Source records
§

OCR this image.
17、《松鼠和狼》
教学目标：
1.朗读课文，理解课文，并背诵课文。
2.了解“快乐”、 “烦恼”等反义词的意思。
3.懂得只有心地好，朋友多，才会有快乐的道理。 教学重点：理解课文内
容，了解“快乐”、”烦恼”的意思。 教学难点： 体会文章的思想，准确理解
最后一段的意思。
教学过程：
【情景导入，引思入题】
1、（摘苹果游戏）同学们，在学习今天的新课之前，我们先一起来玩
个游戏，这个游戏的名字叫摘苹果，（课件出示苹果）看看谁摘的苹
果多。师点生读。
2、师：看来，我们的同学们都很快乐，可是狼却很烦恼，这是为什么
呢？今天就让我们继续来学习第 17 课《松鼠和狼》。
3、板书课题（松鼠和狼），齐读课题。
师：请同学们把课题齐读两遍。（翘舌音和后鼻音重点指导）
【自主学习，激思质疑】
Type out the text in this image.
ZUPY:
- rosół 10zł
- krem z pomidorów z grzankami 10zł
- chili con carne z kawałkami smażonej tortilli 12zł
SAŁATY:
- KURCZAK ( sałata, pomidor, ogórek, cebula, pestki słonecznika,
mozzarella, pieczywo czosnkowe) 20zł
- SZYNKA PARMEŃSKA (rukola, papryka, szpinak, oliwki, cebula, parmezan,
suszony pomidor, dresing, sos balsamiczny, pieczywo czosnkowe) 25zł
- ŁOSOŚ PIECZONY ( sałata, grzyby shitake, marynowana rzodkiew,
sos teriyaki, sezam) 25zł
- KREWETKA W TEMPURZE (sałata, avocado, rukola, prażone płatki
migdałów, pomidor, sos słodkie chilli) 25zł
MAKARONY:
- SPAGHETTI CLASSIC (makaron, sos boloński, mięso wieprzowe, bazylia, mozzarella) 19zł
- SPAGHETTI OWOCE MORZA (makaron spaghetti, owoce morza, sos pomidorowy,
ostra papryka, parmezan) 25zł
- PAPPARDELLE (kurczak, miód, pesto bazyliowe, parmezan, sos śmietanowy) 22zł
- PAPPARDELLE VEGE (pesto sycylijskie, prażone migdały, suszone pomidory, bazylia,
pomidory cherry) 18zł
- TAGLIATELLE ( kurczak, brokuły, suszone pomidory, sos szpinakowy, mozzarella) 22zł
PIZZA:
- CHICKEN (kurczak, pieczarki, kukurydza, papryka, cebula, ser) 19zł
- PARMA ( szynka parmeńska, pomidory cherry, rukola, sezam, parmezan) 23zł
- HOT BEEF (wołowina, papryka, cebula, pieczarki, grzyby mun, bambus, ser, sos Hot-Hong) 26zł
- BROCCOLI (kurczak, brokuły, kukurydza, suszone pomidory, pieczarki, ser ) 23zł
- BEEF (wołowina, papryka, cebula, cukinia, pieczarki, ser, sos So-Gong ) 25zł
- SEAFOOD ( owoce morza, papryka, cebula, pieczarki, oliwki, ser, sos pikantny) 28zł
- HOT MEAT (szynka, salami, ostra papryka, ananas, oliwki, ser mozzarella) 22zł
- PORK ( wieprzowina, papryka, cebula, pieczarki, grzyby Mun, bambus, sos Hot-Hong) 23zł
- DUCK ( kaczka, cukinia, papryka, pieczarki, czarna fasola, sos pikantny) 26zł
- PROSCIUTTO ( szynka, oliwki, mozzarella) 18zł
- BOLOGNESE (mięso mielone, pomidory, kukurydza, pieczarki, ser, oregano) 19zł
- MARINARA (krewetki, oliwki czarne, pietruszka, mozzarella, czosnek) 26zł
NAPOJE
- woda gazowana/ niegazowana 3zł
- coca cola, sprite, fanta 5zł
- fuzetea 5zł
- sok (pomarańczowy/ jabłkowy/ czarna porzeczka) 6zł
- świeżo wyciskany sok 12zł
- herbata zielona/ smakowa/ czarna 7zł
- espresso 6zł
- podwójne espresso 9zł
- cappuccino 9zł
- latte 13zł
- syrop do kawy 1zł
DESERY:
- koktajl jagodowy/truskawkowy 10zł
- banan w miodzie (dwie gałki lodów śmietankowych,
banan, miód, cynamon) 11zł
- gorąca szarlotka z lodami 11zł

§

● **DIRECTIONS FOR THIS TASK**: Locate each line containing the string "ostra" and show it.

● **RESULT OF THIS TASK**:
ostra papryka, parmezan) 25zł
- HOT MEAT (szynka, salami, ostra papryka, ananas, oliwki, ser mozzarella) 22zł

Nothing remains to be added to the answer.